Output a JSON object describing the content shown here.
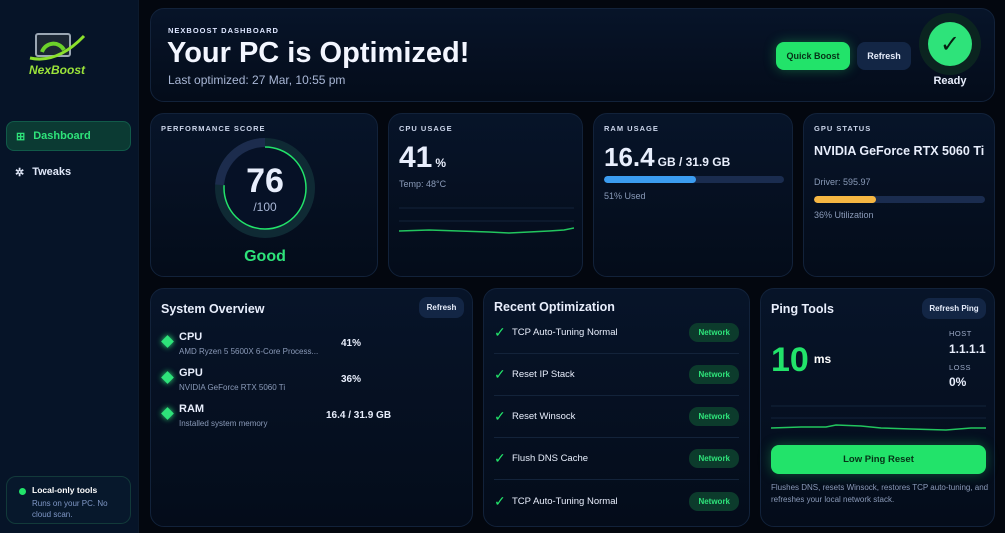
{
  "sidebar": {
    "logo_text": "NexBoost",
    "items": [
      {
        "label": "Dashboard",
        "icon": "grid-icon",
        "active": true
      },
      {
        "label": "Tweaks",
        "icon": "sparkle-icon",
        "active": false
      }
    ],
    "local": {
      "title": "Local-only tools",
      "text": "Runs on your PC. No cloud scan."
    }
  },
  "header": {
    "eyebrow": "NEXBOOST DASHBOARD",
    "title": "Your PC is Optimized!",
    "subtitle": "Last optimized: 27 Mar, 10:55 pm",
    "quick_boost": "Quick Boost",
    "refresh": "Refresh",
    "status_icon": "✓",
    "status": "Ready"
  },
  "score": {
    "label": "PERFORMANCE SCORE",
    "value": "76",
    "max": "/100",
    "rating": "Good",
    "fraction": 0.76
  },
  "cpu": {
    "label": "CPU USAGE",
    "value": "41",
    "unit": "%",
    "temp": "Temp: 48°C"
  },
  "ram": {
    "label": "RAM USAGE",
    "value": "16.4",
    "unit": "GB / 31.9 GB",
    "used": "51% Used",
    "fraction": 0.51
  },
  "gpu": {
    "label": "GPU STATUS",
    "name": "NVIDIA GeForce RTX 5060 Ti",
    "driver": "Driver: 595.97",
    "util": "36% Utilization",
    "fraction": 0.36
  },
  "overview": {
    "title": "System Overview",
    "refresh": "Refresh",
    "items": [
      {
        "name": "CPU",
        "desc": "AMD Ryzen 5 5600X 6-Core Process...",
        "value": "41%"
      },
      {
        "name": "GPU",
        "desc": "NVIDIA GeForce RTX 5060 Ti",
        "value": "36%"
      },
      {
        "name": "RAM",
        "desc": "Installed system memory",
        "value": "16.4 / 31.9 GB"
      }
    ]
  },
  "recent": {
    "title": "Recent Optimization",
    "items": [
      {
        "label": "TCP Auto-Tuning Normal",
        "tag": "Network"
      },
      {
        "label": "Reset IP Stack",
        "tag": "Network"
      },
      {
        "label": "Reset Winsock",
        "tag": "Network"
      },
      {
        "label": "Flush DNS Cache",
        "tag": "Network"
      },
      {
        "label": "TCP Auto-Tuning Normal",
        "tag": "Network"
      }
    ]
  },
  "ping": {
    "title": "Ping Tools",
    "refresh": "Refresh Ping",
    "value": "10",
    "unit": "ms",
    "host_label": "HOST",
    "host": "1.1.1.1",
    "loss_label": "LOSS",
    "loss": "0%",
    "reset": "Low Ping Reset",
    "desc": "Flushes DNS, resets Winsock, restores TCP auto-tuning, and refreshes your local network stack."
  },
  "colors": {
    "accent": "#22e36a",
    "ram_bar": "#3b9cf0",
    "gpu_bar": "#f5b642"
  }
}
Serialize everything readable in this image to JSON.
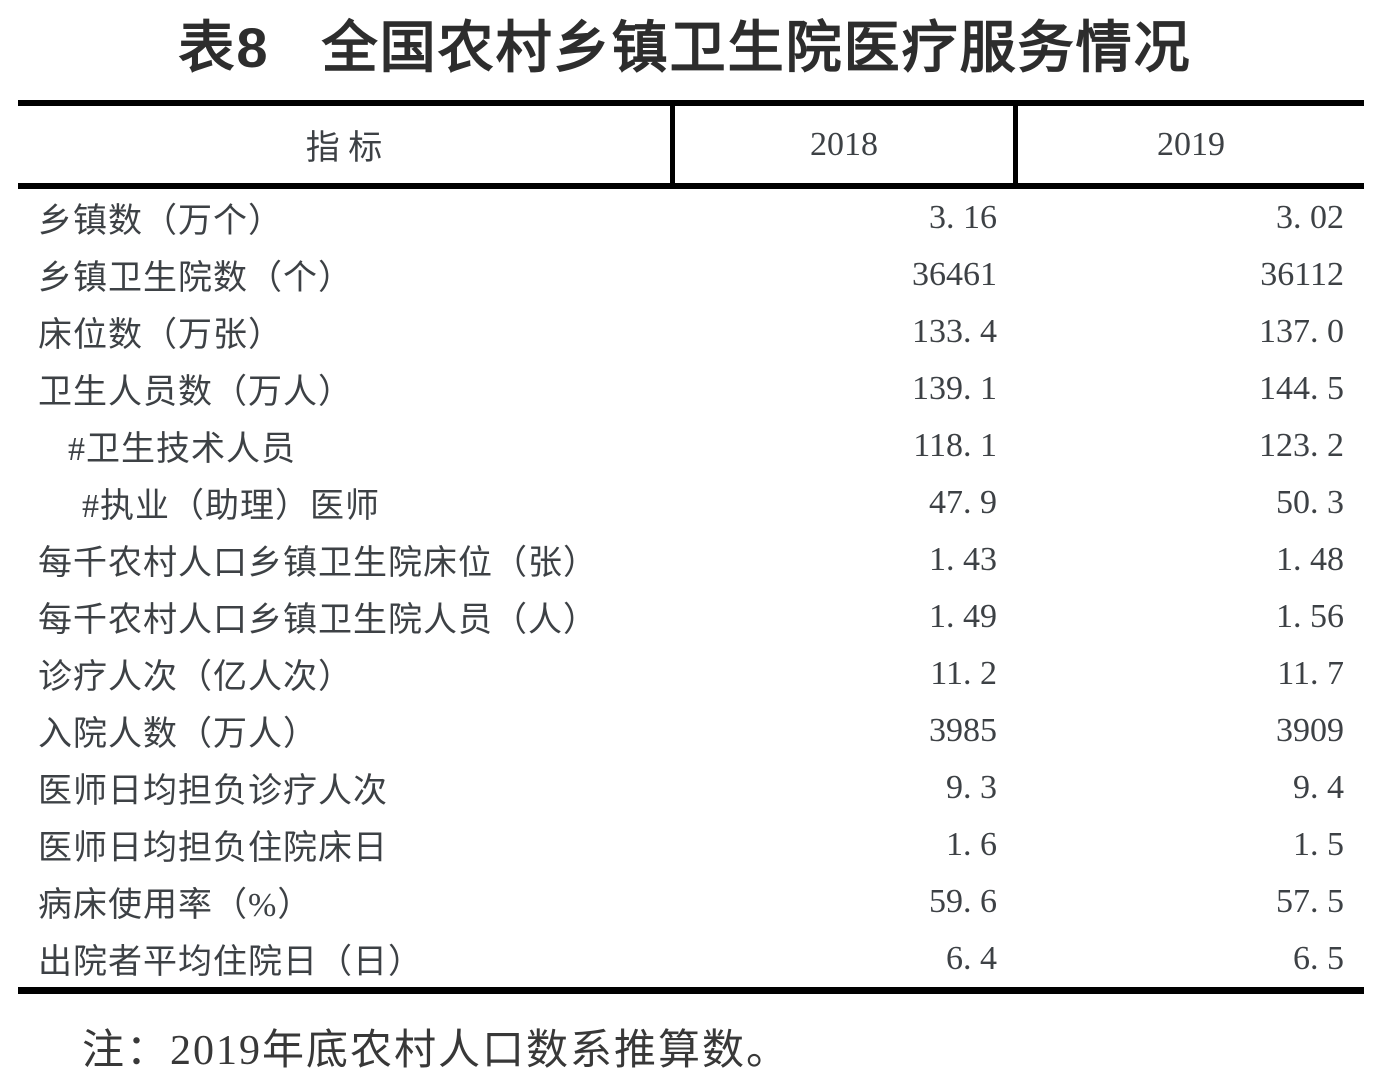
{
  "title": {
    "table_number": "表8",
    "text": "全国农村乡镇卫生院医疗服务情况"
  },
  "table": {
    "header": {
      "indicator": "指  标",
      "year1": "2018",
      "year2": "2019"
    },
    "rows": [
      {
        "label": "乡镇数（万个）",
        "indent": 0,
        "v2018": "3. 16",
        "v2019": "3. 02"
      },
      {
        "label": "乡镇卫生院数（个）",
        "indent": 0,
        "v2018": "36461",
        "v2019": "36112"
      },
      {
        "label": "床位数（万张）",
        "indent": 0,
        "v2018": "133. 4",
        "v2019": "137. 0"
      },
      {
        "label": "卫生人员数（万人）",
        "indent": 0,
        "v2018": "139. 1",
        "v2019": "144. 5"
      },
      {
        "label": "#卫生技术人员",
        "indent": 1,
        "v2018": "118. 1",
        "v2019": "123. 2"
      },
      {
        "label": "#执业（助理）医师",
        "indent": 2,
        "v2018": "47. 9",
        "v2019": "50. 3"
      },
      {
        "label": "每千农村人口乡镇卫生院床位（张）",
        "indent": 0,
        "v2018": "1. 43",
        "v2019": "1. 48"
      },
      {
        "label": "每千农村人口乡镇卫生院人员（人）",
        "indent": 0,
        "v2018": "1. 49",
        "v2019": "1. 56"
      },
      {
        "label": "诊疗人次（亿人次）",
        "indent": 0,
        "v2018": "11. 2",
        "v2019": "11. 7"
      },
      {
        "label": "入院人数（万人）",
        "indent": 0,
        "v2018": "3985",
        "v2019": "3909"
      },
      {
        "label": "医师日均担负诊疗人次",
        "indent": 0,
        "v2018": "9. 3",
        "v2019": "9. 4"
      },
      {
        "label": "医师日均担负住院床日",
        "indent": 0,
        "v2018": "1. 6",
        "v2019": "1. 5"
      },
      {
        "label": "病床使用率（%）",
        "indent": 0,
        "v2018": "59. 6",
        "v2019": "57. 5"
      },
      {
        "label": "出院者平均住院日（日）",
        "indent": 0,
        "v2018": "6. 4",
        "v2019": "6. 5"
      }
    ]
  },
  "note": "注：2019年底农村人口数系推算数。",
  "colors": {
    "border": "#000000",
    "body_text": "#3d4145",
    "title_text": "#2d2d2d",
    "background": "#ffffff"
  }
}
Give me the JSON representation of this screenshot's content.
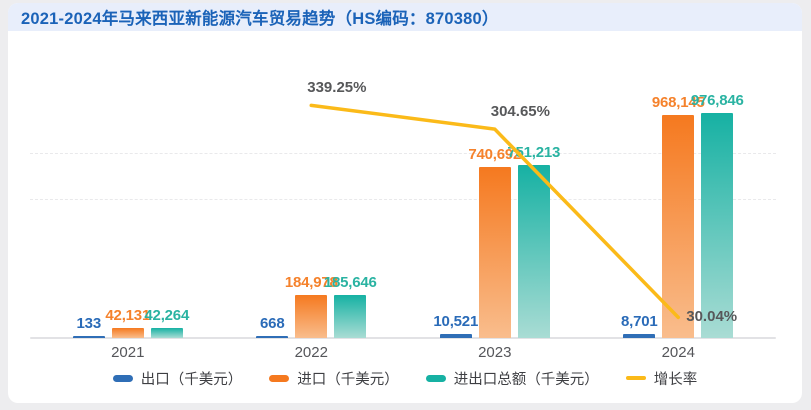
{
  "page": {
    "title": "2021-2024年马来西亚新能源汽车贸易趋势（HS编码：870380）"
  },
  "chart_data": {
    "type": "bar",
    "title": "2021-2024年马来西亚新能源汽车贸易趋势（HS编码：870380）",
    "categories": [
      "2021",
      "2022",
      "2023",
      "2024"
    ],
    "series": [
      {
        "id": "export",
        "name": "出口（千美元）",
        "type": "bar",
        "color": "#2f6eb6",
        "label_color": "#2a6bb8",
        "values": [
          133,
          668,
          10521,
          8701
        ],
        "labels": [
          "133",
          "668",
          "10,521",
          "8,701"
        ]
      },
      {
        "id": "import",
        "name": "进口（千美元）",
        "type": "bar",
        "color": "#f5791f",
        "color_top": "#f5791f",
        "color_bottom": "#f9bd8d",
        "label_color": "#f5822c",
        "values": [
          42131,
          184978,
          740692,
          968145
        ],
        "labels": [
          "42,131",
          "184,978",
          "740,692",
          "968,145"
        ]
      },
      {
        "id": "total",
        "name": "进出口总额（千美元）",
        "type": "bar",
        "color": "#16b1a3",
        "color_top": "#16b1a3",
        "color_bottom": "#a9dcd4",
        "label_color": "#2ab3a2",
        "values": [
          42264,
          185646,
          751213,
          976846
        ],
        "labels": [
          "42,264",
          "185,646",
          "751,213",
          "976,846"
        ]
      },
      {
        "id": "growth_rate",
        "name": "增长率",
        "type": "line",
        "color": "#fbba19",
        "label_color": "#57585a",
        "values": [
          null,
          339.25,
          304.65,
          30.04
        ],
        "labels": [
          null,
          "339.25%",
          "304.65%",
          "30.04%"
        ]
      }
    ],
    "value_axis": {
      "min": 0,
      "max": 1250000,
      "gridline_values": [
        600000,
        800000
      ]
    },
    "percent_axis": {
      "min": 0,
      "max": 420
    },
    "xlabel": "",
    "ylabel": "",
    "legend_position": "bottom",
    "grid": "dashed-horizontal"
  }
}
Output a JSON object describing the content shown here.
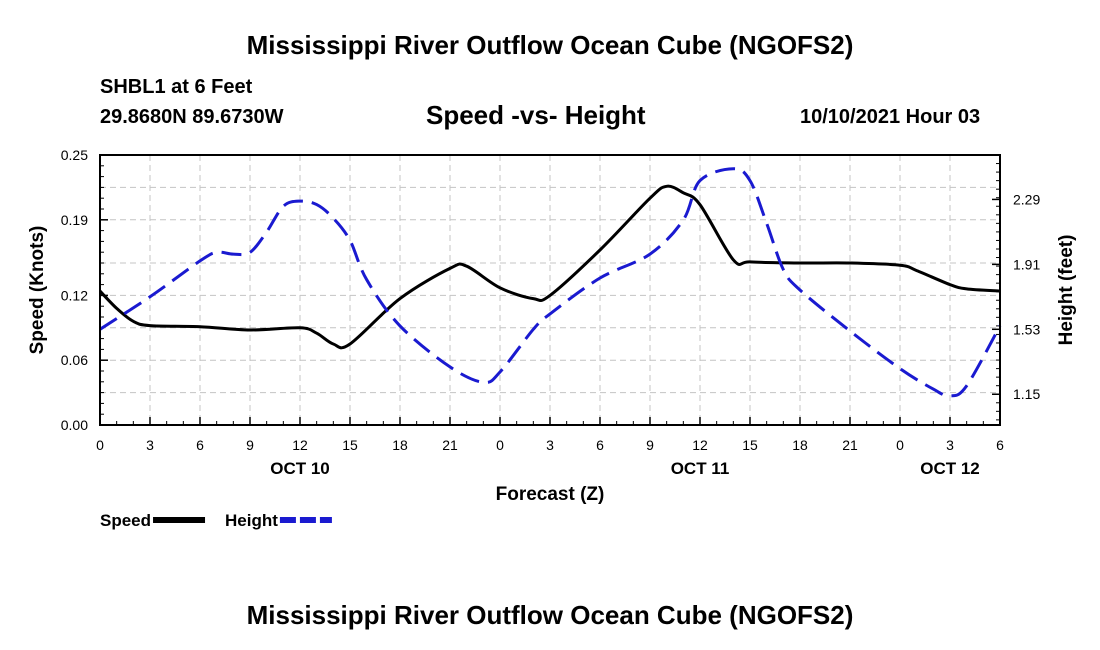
{
  "header": {
    "title": "Mississippi River Outflow Ocean Cube (NGOFS2)",
    "station": "SHBL1 at 6 Feet",
    "coords": "29.8680N  89.6730W",
    "subtitle": "Speed -vs- Height",
    "datetime": "10/10/2021 Hour 03"
  },
  "footer": {
    "title": "Mississippi River Outflow Ocean Cube (NGOFS2)"
  },
  "chart_data": {
    "type": "line",
    "title": "Speed -vs- Height",
    "xlabel": "Forecast (Z)",
    "ylabel": "Speed (Knots)",
    "y2label": "Height (feet)",
    "xlim": [
      0,
      54
    ],
    "ylim": [
      0,
      0.25
    ],
    "y2lim": [
      0.97,
      2.55
    ],
    "grid": true,
    "x_ticks": [
      0,
      3,
      6,
      9,
      12,
      15,
      18,
      21,
      24,
      27,
      30,
      33,
      36,
      39,
      42,
      45,
      48,
      51,
      54
    ],
    "x_tick_labels": [
      "0",
      "3",
      "6",
      "9",
      "12",
      "15",
      "18",
      "21",
      "0",
      "3",
      "6",
      "9",
      "12",
      "15",
      "18",
      "21",
      "0",
      "3",
      "6"
    ],
    "date_labels": [
      {
        "x": 12,
        "label": "OCT 10"
      },
      {
        "x": 36,
        "label": "OCT 11"
      },
      {
        "x": 51,
        "label": "OCT 12"
      }
    ],
    "y_ticks": [
      0.0,
      0.06,
      0.12,
      0.19,
      0.25
    ],
    "y_tick_labels": [
      "0.00",
      "0.06",
      "0.12",
      "0.19",
      "0.25"
    ],
    "y2_ticks": [
      1.15,
      1.53,
      1.91,
      2.29
    ],
    "y2_tick_labels": [
      "1.15",
      "1.53",
      "1.91",
      "2.29"
    ],
    "series": [
      {
        "name": "Speed",
        "axis": "left",
        "color": "#000000",
        "dash": "solid",
        "x": [
          0,
          1,
          2,
          3,
          6,
          9,
          12,
          13,
          14,
          15,
          18,
          21,
          22,
          24,
          26,
          27,
          30,
          33,
          34,
          35,
          36,
          38,
          39,
          42,
          45,
          48,
          49,
          51,
          52,
          54
        ],
        "y": [
          0.124,
          0.108,
          0.096,
          0.092,
          0.091,
          0.088,
          0.09,
          0.085,
          0.075,
          0.075,
          0.117,
          0.145,
          0.147,
          0.127,
          0.117,
          0.12,
          0.162,
          0.21,
          0.221,
          0.215,
          0.204,
          0.153,
          0.151,
          0.15,
          0.15,
          0.148,
          0.143,
          0.13,
          0.126,
          0.124
        ]
      },
      {
        "name": "Height",
        "axis": "right",
        "color": "#1a1ad0",
        "dash": "dashed",
        "x": [
          0,
          3,
          6,
          7,
          8,
          9,
          10,
          11,
          12,
          13,
          14,
          15,
          16,
          18,
          21,
          23,
          24,
          26,
          27,
          30,
          33,
          35,
          36,
          38,
          39,
          40,
          41,
          42,
          45,
          48,
          50,
          51,
          52,
          54
        ],
        "y": [
          1.53,
          1.72,
          1.93,
          1.98,
          1.97,
          1.98,
          2.1,
          2.25,
          2.28,
          2.26,
          2.18,
          2.05,
          1.82,
          1.55,
          1.31,
          1.22,
          1.28,
          1.53,
          1.62,
          1.83,
          1.97,
          2.17,
          2.4,
          2.47,
          2.4,
          2.15,
          1.88,
          1.76,
          1.52,
          1.3,
          1.18,
          1.14,
          1.2,
          1.55
        ]
      }
    ],
    "legend": [
      {
        "label": "Speed",
        "color": "#000000",
        "dash": "solid"
      },
      {
        "label": "Height",
        "color": "#1a1ad0",
        "dash": "dashed"
      }
    ],
    "legend_position": "bottom-left"
  }
}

▶ _TASK PROMPT_: Only a number is needed: how many lines of the material above contain "fraction"?

▶ _SOLVED PROBLEM_: 3